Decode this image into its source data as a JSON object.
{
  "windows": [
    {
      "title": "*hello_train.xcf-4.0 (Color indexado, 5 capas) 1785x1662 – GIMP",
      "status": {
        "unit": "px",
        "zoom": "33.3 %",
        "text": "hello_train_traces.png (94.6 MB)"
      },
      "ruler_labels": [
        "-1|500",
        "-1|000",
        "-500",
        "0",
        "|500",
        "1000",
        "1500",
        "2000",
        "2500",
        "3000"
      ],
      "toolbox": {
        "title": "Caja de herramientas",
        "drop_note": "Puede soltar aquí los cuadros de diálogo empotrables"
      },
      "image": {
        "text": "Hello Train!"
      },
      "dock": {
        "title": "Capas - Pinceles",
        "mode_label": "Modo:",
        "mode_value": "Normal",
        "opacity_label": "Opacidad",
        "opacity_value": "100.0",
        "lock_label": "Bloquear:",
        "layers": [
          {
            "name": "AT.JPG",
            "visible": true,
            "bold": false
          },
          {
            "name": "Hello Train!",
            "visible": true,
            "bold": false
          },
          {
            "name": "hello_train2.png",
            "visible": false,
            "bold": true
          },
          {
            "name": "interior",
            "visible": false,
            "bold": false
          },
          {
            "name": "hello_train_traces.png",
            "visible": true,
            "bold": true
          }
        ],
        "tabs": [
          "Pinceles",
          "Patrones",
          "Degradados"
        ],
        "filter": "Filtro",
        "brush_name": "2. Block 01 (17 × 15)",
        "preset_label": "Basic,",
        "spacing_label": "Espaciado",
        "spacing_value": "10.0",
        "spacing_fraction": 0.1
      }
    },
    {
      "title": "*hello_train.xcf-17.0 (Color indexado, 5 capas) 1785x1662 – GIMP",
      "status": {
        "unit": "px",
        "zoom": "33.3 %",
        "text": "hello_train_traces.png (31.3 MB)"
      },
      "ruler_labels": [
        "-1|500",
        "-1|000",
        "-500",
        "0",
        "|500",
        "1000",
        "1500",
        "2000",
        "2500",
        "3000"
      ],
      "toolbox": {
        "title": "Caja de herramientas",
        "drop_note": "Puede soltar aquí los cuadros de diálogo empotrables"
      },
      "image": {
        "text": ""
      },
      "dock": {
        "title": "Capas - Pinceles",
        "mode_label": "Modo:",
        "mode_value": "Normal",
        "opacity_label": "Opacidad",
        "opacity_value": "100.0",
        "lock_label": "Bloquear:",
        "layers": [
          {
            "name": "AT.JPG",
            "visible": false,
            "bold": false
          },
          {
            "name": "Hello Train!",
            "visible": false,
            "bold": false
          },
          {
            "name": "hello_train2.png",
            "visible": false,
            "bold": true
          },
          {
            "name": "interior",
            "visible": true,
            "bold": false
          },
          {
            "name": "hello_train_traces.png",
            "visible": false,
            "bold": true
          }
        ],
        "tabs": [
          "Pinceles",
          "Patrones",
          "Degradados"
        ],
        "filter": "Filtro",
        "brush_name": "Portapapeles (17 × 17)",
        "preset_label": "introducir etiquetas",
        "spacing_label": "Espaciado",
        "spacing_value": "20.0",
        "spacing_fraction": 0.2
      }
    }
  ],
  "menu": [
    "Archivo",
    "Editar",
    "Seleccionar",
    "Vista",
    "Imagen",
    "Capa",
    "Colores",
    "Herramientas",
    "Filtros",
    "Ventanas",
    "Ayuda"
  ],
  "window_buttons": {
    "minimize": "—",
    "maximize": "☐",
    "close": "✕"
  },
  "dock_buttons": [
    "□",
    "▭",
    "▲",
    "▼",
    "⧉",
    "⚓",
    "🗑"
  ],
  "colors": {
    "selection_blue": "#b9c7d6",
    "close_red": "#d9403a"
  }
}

AIM
Reproduce every line of the data verbatim.

COMPLETED EXERCISE
Decode this image into its source data as a JSON object.
{
  "windows": [
    {
      "title": "*hello_train.xcf-4.0 (Color indexado, 5 capas) 1785x1662 – GIMP",
      "status": {
        "unit": "px",
        "zoom": "33.3 %",
        "text": "hello_train_traces.png (94.6 MB)"
      },
      "ruler_labels": [
        "-1|500",
        "-1|000",
        "-500",
        "0",
        "|500",
        "1000",
        "1500",
        "2000",
        "2500",
        "3000"
      ],
      "toolbox": {
        "title": "Caja de herramientas",
        "drop_note": "Puede soltar aquí los cuadros de diálogo empotrables"
      },
      "image": {
        "text": "Hello Train!"
      },
      "dock": {
        "title": "Capas - Pinceles",
        "mode_label": "Modo:",
        "mode_value": "Normal",
        "opacity_label": "Opacidad",
        "opacity_value": "100.0",
        "lock_label": "Bloquear:",
        "layers": [
          {
            "name": "AT.JPG",
            "visible": true,
            "bold": false
          },
          {
            "name": "Hello Train!",
            "visible": true,
            "bold": false
          },
          {
            "name": "hello_train2.png",
            "visible": false,
            "bold": true
          },
          {
            "name": "interior",
            "visible": false,
            "bold": false
          },
          {
            "name": "hello_train_traces.png",
            "visible": true,
            "bold": true
          }
        ],
        "tabs": [
          "Pinceles",
          "Patrones",
          "Degradados"
        ],
        "filter": "Filtro",
        "brush_name": "2. Block 01 (17 × 15)",
        "preset_label": "Basic,",
        "spacing_label": "Espaciado",
        "spacing_value": "10.0",
        "spacing_fraction": 0.1
      }
    },
    {
      "title": "*hello_train.xcf-17.0 (Color indexado, 5 capas) 1785x1662 – GIMP",
      "status": {
        "unit": "px",
        "zoom": "33.3 %",
        "text": "hello_train_traces.png (31.3 MB)"
      },
      "ruler_labels": [
        "-1|500",
        "-1|000",
        "-500",
        "0",
        "|500",
        "1000",
        "1500",
        "2000",
        "2500",
        "3000"
      ],
      "toolbox": {
        "title": "Caja de herramientas",
        "drop_note": "Puede soltar aquí los cuadros de diálogo empotrables"
      },
      "image": {
        "text": ""
      },
      "dock": {
        "title": "Capas - Pinceles",
        "mode_label": "Modo:",
        "mode_value": "Normal",
        "opacity_label": "Opacidad",
        "opacity_value": "100.0",
        "lock_label": "Bloquear:",
        "layers": [
          {
            "name": "AT.JPG",
            "visible": false,
            "bold": false
          },
          {
            "name": "Hello Train!",
            "visible": false,
            "bold": false
          },
          {
            "name": "hello_train2.png",
            "visible": false,
            "bold": true
          },
          {
            "name": "interior",
            "visible": true,
            "bold": false
          },
          {
            "name": "hello_train_traces.png",
            "visible": false,
            "bold": true
          }
        ],
        "tabs": [
          "Pinceles",
          "Patrones",
          "Degradados"
        ],
        "filter": "Filtro",
        "brush_name": "Portapapeles (17 × 17)",
        "preset_label": "introducir etiquetas",
        "spacing_label": "Espaciado",
        "spacing_value": "20.0",
        "spacing_fraction": 0.2
      }
    }
  ],
  "menu": [
    "Archivo",
    "Editar",
    "Seleccionar",
    "Vista",
    "Imagen",
    "Capa",
    "Colores",
    "Herramientas",
    "Filtros",
    "Ventanas",
    "Ayuda"
  ],
  "window_buttons": {
    "minimize": "—",
    "maximize": "☐",
    "close": "✕"
  },
  "dock_buttons": [
    "□",
    "▭",
    "▲",
    "▼",
    "⧉",
    "⚓",
    "🗑"
  ],
  "colors": {
    "selection_blue": "#b9c7d6",
    "close_red": "#d9403a"
  }
}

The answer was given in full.